* **Written request**
Your task is to give the data again, exactly, with every line intact.
*** Input data ***
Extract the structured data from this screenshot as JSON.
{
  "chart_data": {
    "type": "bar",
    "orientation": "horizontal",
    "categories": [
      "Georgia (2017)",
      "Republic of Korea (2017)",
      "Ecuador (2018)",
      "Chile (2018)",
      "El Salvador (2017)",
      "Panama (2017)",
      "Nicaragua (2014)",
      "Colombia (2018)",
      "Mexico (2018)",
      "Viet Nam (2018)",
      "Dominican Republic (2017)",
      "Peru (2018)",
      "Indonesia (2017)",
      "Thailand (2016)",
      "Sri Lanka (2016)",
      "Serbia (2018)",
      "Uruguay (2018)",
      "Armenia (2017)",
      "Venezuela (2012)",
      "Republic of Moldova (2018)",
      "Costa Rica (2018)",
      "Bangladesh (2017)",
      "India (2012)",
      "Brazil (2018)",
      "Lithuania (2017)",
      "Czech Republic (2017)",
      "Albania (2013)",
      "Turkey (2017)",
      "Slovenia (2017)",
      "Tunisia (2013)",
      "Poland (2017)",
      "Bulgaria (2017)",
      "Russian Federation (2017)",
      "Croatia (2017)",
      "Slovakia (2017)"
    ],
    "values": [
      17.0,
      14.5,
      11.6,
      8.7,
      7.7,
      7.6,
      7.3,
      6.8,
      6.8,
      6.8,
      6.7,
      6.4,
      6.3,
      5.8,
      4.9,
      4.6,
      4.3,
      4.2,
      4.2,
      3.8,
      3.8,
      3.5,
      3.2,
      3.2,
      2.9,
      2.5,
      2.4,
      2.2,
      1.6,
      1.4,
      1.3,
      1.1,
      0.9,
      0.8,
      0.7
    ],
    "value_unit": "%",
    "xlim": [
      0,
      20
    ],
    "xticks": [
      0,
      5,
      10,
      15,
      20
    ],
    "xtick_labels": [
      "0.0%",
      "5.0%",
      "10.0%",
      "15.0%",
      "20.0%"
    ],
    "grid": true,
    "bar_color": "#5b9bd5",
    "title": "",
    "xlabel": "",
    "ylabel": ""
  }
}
***
* **Response to this task**
Extract the structured data from this screenshot as JSON.
{
  "chart_data": {
    "type": "bar",
    "orientation": "horizontal",
    "categories": [
      "Georgia (2017)",
      "Republic of Korea (2017)",
      "Ecuador (2018)",
      "Chile (2018)",
      "El Salvador (2017)",
      "Panama (2017)",
      "Nicaragua (2014)",
      "Colombia (2018)",
      "Mexico (2018)",
      "Viet Nam (2018)",
      "Dominican Republic (2017)",
      "Peru (2018)",
      "Indonesia (2017)",
      "Thailand (2016)",
      "Sri Lanka (2016)",
      "Serbia (2018)",
      "Uruguay (2018)",
      "Armenia (2017)",
      "Venezuela (2012)",
      "Republic of Moldova (2018)",
      "Costa Rica (2018)",
      "Bangladesh (2017)",
      "India (2012)",
      "Brazil (2018)",
      "Lithuania (2017)",
      "Czech Republic (2017)",
      "Albania (2013)",
      "Turkey (2017)",
      "Slovenia (2017)",
      "Tunisia (2013)",
      "Poland (2017)",
      "Bulgaria (2017)",
      "Russian Federation (2017)",
      "Croatia (2017)",
      "Slovakia (2017)"
    ],
    "values": [
      17.0,
      14.5,
      11.6,
      8.7,
      7.7,
      7.6,
      7.3,
      6.8,
      6.8,
      6.8,
      6.7,
      6.4,
      6.3,
      5.8,
      4.9,
      4.6,
      4.3,
      4.2,
      4.2,
      3.8,
      3.8,
      3.5,
      3.2,
      3.2,
      2.9,
      2.5,
      2.4,
      2.2,
      1.6,
      1.4,
      1.3,
      1.1,
      0.9,
      0.8,
      0.7
    ],
    "value_unit": "%",
    "xlim": [
      0,
      20
    ],
    "xticks": [
      0,
      5,
      10,
      15,
      20
    ],
    "xtick_labels": [
      "0.0%",
      "5.0%",
      "10.0%",
      "15.0%",
      "20.0%"
    ],
    "grid": true,
    "bar_color": "#5b9bd5",
    "title": "",
    "xlabel": "",
    "ylabel": ""
  }
}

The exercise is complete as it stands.